### SET PROBLEM
Search the listing below for the word "Ελληνικὸν" and copy each line that holds it.

### GIVEN ENTRIES
⟨

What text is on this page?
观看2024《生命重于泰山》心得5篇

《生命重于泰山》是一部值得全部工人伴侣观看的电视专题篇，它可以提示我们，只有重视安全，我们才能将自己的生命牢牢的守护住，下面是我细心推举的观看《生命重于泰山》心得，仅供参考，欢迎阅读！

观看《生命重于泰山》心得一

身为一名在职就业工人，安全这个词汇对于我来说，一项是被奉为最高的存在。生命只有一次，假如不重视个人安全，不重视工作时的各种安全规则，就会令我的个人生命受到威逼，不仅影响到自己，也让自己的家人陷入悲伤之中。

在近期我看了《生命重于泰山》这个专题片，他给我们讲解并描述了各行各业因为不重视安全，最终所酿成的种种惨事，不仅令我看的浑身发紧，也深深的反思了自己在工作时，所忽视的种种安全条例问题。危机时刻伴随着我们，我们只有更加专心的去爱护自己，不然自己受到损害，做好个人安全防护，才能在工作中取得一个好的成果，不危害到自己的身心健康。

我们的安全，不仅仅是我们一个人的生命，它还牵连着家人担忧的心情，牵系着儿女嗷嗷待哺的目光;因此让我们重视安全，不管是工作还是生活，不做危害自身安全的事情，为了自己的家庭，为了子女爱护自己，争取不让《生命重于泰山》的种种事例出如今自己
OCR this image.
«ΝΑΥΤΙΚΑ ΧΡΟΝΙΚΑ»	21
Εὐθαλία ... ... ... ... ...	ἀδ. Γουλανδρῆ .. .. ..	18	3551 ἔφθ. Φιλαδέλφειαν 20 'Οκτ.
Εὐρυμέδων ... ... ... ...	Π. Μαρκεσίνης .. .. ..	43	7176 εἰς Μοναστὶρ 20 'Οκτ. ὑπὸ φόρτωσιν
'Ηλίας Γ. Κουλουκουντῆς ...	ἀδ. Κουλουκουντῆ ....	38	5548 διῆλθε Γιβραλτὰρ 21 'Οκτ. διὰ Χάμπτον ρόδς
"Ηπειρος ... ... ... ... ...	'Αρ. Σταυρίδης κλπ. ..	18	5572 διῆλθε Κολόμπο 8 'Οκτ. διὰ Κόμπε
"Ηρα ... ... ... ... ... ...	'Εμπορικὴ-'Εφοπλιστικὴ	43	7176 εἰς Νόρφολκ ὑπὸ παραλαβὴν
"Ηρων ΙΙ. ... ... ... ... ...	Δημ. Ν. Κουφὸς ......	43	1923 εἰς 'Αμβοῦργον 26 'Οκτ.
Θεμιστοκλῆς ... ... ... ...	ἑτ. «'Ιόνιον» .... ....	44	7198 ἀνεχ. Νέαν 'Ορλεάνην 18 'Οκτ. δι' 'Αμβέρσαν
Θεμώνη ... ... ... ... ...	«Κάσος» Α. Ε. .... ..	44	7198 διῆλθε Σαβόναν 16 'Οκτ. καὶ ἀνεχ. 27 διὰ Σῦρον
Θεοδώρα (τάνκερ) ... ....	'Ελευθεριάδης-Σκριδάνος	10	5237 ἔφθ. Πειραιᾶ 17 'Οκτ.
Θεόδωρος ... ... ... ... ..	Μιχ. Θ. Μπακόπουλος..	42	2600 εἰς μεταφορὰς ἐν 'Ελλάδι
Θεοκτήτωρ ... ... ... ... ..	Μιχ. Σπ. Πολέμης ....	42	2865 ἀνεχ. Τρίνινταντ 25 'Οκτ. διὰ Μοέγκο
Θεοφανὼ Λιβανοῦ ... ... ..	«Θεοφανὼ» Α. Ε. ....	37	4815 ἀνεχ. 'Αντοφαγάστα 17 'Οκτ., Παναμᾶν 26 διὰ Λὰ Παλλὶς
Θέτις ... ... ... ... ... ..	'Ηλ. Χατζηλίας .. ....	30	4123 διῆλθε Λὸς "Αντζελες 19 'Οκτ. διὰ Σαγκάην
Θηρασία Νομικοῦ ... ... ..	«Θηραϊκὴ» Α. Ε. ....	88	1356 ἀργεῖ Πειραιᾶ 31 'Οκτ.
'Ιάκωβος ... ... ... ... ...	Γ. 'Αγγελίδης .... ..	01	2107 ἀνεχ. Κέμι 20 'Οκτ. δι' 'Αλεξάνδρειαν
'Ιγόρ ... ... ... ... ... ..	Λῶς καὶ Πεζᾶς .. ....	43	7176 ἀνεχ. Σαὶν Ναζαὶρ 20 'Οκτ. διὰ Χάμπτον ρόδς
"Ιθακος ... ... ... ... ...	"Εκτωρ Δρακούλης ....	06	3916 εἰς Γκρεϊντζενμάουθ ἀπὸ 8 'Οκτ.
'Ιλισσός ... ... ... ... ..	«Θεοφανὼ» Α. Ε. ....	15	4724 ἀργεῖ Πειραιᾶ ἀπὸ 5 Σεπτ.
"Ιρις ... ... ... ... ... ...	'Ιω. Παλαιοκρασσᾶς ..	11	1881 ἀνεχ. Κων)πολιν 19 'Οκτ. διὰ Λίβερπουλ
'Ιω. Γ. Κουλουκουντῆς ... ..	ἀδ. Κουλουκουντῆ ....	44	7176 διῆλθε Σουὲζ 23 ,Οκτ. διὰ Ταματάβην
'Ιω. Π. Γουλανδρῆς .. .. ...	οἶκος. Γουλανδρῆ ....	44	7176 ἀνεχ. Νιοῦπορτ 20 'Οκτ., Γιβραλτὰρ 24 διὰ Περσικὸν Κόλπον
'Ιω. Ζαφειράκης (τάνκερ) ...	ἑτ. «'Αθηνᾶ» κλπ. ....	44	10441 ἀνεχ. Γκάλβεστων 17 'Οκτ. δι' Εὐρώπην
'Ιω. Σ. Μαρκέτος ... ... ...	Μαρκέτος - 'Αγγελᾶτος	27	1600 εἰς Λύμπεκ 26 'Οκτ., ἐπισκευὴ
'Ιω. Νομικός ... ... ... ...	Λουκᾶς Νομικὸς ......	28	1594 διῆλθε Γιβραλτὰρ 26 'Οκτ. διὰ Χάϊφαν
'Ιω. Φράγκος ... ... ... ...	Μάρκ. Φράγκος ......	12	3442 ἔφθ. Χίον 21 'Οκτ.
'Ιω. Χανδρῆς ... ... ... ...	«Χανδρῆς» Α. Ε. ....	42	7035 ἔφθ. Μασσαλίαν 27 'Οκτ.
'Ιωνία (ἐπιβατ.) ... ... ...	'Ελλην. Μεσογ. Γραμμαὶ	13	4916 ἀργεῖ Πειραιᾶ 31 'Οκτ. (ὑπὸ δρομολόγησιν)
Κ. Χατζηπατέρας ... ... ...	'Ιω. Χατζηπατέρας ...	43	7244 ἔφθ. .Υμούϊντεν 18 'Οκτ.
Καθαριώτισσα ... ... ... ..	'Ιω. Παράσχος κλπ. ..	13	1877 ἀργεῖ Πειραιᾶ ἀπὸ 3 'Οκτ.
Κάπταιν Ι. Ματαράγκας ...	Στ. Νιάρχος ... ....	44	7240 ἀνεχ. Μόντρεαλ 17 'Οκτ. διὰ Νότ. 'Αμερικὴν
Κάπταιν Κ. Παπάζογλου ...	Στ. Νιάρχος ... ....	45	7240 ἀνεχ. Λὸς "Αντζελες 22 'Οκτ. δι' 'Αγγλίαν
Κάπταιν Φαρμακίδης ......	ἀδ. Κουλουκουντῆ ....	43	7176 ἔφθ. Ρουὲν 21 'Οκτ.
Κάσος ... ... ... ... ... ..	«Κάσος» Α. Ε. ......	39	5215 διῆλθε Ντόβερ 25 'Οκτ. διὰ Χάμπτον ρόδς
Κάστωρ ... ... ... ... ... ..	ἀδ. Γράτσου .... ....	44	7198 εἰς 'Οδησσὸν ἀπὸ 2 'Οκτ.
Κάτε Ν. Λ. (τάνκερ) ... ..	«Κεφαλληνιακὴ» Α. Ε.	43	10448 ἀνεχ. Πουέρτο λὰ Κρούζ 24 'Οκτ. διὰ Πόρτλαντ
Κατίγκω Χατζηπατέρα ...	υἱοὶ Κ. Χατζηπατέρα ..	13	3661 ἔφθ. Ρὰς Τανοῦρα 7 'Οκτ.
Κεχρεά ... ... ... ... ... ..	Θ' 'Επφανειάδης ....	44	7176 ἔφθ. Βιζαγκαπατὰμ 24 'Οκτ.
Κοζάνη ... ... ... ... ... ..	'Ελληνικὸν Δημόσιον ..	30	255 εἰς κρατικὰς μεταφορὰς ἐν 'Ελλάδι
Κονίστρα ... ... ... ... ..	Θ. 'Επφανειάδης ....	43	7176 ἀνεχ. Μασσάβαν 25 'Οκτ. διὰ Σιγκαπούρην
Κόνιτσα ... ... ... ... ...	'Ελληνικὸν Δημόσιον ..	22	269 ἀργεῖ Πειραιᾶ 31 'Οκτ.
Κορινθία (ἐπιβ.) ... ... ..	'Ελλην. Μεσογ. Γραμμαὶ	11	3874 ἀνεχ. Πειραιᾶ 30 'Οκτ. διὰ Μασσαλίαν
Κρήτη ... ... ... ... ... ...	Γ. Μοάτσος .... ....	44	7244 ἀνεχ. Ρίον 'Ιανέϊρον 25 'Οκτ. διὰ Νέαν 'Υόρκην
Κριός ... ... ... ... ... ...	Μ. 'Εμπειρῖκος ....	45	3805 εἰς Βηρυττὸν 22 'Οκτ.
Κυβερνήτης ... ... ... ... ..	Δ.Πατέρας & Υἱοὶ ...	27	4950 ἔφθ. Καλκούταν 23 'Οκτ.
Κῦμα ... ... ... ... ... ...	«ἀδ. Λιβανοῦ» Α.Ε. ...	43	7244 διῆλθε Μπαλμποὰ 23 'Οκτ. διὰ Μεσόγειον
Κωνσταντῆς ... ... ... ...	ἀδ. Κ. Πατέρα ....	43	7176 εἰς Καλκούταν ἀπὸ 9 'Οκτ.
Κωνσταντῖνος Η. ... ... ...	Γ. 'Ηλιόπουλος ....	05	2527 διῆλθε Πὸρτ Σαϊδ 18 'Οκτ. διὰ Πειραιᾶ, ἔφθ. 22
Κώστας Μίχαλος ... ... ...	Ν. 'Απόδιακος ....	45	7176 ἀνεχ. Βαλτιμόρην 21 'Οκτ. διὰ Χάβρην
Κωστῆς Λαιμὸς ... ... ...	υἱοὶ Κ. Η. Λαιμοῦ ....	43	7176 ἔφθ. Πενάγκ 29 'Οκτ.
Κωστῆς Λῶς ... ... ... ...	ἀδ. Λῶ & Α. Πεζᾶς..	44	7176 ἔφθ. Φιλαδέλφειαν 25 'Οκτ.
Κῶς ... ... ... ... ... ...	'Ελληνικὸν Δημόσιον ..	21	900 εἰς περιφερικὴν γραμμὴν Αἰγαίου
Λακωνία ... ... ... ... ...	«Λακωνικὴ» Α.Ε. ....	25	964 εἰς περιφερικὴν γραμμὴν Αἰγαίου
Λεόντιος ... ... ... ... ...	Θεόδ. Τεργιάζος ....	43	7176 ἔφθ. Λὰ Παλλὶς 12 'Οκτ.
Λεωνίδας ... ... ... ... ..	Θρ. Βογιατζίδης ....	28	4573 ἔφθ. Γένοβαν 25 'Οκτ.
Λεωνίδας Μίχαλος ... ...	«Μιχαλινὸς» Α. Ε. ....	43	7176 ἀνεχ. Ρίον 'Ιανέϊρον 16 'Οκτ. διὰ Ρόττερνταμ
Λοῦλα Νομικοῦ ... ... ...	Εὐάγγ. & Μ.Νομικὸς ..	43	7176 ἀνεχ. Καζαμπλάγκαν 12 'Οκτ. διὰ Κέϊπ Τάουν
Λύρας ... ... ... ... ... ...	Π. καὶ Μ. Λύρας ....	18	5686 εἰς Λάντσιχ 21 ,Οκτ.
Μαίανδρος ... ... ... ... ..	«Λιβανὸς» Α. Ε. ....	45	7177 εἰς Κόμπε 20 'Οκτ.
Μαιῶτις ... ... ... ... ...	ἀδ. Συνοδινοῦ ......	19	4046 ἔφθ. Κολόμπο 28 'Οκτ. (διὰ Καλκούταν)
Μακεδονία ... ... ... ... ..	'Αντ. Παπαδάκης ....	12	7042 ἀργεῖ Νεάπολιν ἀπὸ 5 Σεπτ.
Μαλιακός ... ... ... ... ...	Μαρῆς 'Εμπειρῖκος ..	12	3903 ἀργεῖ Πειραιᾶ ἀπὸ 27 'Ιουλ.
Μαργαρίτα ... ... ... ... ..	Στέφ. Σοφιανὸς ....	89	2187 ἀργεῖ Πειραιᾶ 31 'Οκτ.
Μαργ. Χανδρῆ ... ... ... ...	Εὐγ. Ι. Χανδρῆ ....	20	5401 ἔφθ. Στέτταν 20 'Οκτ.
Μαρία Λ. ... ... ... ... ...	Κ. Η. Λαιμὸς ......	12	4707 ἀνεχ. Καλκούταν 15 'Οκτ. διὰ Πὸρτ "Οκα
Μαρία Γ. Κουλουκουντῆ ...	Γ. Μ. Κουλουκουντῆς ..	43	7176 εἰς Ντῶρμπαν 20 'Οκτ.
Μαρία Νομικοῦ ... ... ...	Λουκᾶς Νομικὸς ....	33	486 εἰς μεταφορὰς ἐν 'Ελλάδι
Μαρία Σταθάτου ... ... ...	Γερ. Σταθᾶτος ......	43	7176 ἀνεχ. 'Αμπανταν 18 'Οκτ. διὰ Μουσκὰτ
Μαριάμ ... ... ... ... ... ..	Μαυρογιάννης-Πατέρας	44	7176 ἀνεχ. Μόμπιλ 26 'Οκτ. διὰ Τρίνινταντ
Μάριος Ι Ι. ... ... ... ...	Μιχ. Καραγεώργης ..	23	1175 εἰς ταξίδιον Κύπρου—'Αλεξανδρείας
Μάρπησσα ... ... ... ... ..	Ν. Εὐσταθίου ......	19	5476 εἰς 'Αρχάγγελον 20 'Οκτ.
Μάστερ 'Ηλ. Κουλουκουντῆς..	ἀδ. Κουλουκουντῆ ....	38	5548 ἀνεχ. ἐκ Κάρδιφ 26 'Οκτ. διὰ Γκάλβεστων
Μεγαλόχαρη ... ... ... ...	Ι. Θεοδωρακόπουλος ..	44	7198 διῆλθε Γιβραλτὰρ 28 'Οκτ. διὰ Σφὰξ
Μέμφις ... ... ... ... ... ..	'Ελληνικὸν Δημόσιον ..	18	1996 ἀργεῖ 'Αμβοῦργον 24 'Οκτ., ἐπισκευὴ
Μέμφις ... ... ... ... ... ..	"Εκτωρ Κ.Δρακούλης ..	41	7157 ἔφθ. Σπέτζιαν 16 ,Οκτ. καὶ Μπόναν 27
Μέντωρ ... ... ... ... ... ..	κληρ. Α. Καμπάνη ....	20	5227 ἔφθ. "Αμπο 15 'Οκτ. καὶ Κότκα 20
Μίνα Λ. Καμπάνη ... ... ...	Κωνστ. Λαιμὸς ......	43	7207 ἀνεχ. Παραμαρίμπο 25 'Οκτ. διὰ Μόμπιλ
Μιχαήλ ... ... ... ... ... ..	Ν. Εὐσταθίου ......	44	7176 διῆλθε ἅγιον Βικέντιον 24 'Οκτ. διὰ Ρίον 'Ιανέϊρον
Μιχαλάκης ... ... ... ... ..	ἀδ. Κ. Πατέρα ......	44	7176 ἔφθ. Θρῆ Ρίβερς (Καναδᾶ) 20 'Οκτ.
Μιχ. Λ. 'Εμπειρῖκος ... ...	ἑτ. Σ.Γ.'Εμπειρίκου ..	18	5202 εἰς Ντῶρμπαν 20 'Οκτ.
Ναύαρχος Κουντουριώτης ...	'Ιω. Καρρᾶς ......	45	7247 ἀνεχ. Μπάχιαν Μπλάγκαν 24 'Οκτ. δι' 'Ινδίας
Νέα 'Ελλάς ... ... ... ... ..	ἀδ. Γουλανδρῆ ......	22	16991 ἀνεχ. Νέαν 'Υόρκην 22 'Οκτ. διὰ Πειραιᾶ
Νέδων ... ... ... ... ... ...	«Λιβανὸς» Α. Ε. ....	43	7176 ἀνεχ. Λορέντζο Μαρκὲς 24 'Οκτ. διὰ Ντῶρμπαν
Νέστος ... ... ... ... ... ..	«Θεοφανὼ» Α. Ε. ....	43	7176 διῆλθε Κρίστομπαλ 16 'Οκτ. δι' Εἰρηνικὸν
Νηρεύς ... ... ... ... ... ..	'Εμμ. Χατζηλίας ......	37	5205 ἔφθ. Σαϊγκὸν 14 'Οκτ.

⟩

### SOLUTION FOR THIS EXERCISE
Κοζάνη ... ... ... ... ... ..	'Ελληνικὸν Δημόσιον ..	30	255 εἰς κρατικὰς μεταφορὰς ἐν 'Ελλάδι
Κόνιτσα ... ... ... ... ...	'Ελληνικὸν Δημόσιον ..	22	269 ἀργεῖ Πειραιᾶ 31 'Οκτ.
Κῶς ... ... ... ... ... ...	'Ελληνικὸν Δημόσιον ..	21	900 εἰς περιφερικὴν γραμμὴν Αἰγαίου
Μέμφις ... ... ... ... ... ..	'Ελληνικὸν Δημόσιον ..	18	1996 ἀργεῖ 'Αμβοῦργον 24 'Οκτ., ἐπισκευὴ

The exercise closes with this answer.